WHAT THE TASK REQUIRES: In the material below, find each line holding the string "alcance" and copy it.

EXTRACTED INFORMATION:
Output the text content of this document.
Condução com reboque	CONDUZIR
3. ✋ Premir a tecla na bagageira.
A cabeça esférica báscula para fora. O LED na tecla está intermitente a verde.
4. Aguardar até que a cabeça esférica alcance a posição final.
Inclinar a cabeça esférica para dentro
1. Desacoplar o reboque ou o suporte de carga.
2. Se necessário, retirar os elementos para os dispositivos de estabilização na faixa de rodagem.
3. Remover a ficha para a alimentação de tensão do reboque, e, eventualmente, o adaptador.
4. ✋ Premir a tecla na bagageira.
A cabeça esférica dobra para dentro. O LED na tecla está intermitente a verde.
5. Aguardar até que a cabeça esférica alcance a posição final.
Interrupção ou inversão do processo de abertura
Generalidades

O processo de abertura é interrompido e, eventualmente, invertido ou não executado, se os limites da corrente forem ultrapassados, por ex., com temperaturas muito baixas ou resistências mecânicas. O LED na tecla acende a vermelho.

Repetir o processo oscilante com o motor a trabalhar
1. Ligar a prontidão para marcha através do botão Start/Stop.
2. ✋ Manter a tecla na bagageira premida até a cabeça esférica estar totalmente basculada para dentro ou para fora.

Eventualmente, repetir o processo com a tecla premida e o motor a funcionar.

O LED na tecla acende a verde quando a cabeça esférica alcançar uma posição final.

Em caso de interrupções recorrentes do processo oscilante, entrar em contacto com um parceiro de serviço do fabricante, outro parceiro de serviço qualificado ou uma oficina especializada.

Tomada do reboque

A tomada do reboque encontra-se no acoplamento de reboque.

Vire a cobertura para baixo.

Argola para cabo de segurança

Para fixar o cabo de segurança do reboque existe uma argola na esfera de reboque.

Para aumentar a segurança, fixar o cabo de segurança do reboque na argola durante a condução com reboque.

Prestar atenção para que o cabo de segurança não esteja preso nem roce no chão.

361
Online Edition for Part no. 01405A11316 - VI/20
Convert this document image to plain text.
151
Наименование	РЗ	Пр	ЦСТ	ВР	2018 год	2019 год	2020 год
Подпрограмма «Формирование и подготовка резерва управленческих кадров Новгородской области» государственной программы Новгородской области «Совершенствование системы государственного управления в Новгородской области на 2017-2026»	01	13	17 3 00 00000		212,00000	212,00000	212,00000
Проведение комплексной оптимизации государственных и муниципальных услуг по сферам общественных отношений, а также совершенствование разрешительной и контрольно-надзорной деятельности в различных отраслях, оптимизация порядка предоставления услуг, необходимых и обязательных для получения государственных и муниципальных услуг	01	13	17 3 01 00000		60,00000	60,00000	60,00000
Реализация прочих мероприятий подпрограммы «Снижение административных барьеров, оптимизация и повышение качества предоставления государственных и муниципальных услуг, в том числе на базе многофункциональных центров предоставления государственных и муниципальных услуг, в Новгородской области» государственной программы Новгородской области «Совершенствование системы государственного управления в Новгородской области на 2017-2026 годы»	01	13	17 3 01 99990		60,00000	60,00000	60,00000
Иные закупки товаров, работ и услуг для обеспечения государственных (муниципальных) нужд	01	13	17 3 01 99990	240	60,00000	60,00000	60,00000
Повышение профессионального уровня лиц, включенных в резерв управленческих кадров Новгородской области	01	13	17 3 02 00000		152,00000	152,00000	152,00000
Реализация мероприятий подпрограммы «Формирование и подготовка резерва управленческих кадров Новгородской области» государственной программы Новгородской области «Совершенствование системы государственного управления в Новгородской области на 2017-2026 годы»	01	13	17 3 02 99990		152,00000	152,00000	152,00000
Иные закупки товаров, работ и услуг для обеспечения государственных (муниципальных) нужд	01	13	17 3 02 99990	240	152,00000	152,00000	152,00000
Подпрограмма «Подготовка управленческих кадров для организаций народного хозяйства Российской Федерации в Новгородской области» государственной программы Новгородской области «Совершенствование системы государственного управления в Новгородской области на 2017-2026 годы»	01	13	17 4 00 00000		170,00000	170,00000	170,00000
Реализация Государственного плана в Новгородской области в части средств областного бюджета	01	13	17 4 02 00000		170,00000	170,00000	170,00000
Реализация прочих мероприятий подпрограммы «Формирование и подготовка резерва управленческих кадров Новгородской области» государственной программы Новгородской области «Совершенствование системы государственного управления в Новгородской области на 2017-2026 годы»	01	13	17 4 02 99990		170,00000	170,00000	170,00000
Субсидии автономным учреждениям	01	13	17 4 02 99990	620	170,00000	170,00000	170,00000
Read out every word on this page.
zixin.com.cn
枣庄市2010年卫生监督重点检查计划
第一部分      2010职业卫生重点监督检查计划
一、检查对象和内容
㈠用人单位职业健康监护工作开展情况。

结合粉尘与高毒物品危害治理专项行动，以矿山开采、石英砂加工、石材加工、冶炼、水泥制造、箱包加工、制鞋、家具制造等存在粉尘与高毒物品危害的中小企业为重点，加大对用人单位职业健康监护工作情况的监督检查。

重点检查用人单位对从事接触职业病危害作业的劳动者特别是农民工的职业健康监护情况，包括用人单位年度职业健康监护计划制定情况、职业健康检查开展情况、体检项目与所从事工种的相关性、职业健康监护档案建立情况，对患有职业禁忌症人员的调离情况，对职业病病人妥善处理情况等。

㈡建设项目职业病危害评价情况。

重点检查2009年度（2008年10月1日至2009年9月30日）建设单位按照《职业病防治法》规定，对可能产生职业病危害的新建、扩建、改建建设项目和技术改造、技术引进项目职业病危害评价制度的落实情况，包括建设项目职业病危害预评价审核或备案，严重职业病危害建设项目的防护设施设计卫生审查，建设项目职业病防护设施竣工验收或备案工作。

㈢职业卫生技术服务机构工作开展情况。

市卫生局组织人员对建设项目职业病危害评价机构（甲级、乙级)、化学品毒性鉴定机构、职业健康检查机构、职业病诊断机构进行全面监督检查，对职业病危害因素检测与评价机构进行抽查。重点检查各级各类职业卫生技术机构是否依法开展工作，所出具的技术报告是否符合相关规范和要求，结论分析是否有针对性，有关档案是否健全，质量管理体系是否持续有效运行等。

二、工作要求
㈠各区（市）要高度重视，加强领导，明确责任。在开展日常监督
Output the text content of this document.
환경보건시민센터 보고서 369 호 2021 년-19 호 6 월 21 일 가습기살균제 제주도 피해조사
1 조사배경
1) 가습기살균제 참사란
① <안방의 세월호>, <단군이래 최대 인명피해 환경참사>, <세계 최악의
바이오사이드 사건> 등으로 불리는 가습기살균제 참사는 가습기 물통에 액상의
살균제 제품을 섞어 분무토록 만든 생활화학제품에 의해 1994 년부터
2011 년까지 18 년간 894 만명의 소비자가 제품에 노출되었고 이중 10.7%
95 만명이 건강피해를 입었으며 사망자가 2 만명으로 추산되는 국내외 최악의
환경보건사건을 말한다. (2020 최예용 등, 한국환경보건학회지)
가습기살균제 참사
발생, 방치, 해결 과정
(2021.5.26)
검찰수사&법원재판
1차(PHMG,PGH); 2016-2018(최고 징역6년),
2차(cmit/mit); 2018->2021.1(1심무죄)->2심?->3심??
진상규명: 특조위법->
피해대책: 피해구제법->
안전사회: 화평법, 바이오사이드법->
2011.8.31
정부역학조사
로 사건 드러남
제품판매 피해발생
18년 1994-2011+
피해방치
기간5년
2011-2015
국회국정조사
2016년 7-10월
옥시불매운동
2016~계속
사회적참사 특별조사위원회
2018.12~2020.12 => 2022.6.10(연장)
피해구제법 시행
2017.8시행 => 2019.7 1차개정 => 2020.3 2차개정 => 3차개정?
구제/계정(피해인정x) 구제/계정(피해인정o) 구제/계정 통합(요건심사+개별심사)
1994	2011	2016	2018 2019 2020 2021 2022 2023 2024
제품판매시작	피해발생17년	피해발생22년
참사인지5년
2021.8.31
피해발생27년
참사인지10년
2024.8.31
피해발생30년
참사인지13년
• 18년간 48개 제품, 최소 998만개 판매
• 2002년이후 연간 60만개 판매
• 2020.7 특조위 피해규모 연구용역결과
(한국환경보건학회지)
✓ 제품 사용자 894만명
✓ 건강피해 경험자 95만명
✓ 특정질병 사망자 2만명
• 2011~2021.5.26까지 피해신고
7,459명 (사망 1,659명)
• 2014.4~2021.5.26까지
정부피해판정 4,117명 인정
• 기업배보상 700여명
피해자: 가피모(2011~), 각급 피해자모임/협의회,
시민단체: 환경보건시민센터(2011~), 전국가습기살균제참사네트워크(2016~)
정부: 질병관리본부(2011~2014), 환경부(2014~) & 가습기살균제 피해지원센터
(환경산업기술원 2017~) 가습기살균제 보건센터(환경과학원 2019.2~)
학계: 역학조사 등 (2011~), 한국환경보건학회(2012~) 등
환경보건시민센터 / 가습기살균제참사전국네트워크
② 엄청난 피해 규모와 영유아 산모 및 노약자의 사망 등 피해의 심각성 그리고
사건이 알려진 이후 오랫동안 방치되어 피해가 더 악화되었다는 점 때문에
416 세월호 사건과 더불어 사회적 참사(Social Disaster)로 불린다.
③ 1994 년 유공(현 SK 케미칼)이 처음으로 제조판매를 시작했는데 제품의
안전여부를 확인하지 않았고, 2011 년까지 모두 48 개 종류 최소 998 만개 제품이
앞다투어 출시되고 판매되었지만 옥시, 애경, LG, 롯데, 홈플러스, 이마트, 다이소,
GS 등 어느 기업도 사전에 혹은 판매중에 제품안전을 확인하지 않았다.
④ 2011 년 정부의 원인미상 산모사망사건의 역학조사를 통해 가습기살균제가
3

EXERCISE RESPONSE:
4. Aguardar até que a cabeça esférica alcance a posição final.
5. Aguardar até que a cabeça esférica alcance a posição final.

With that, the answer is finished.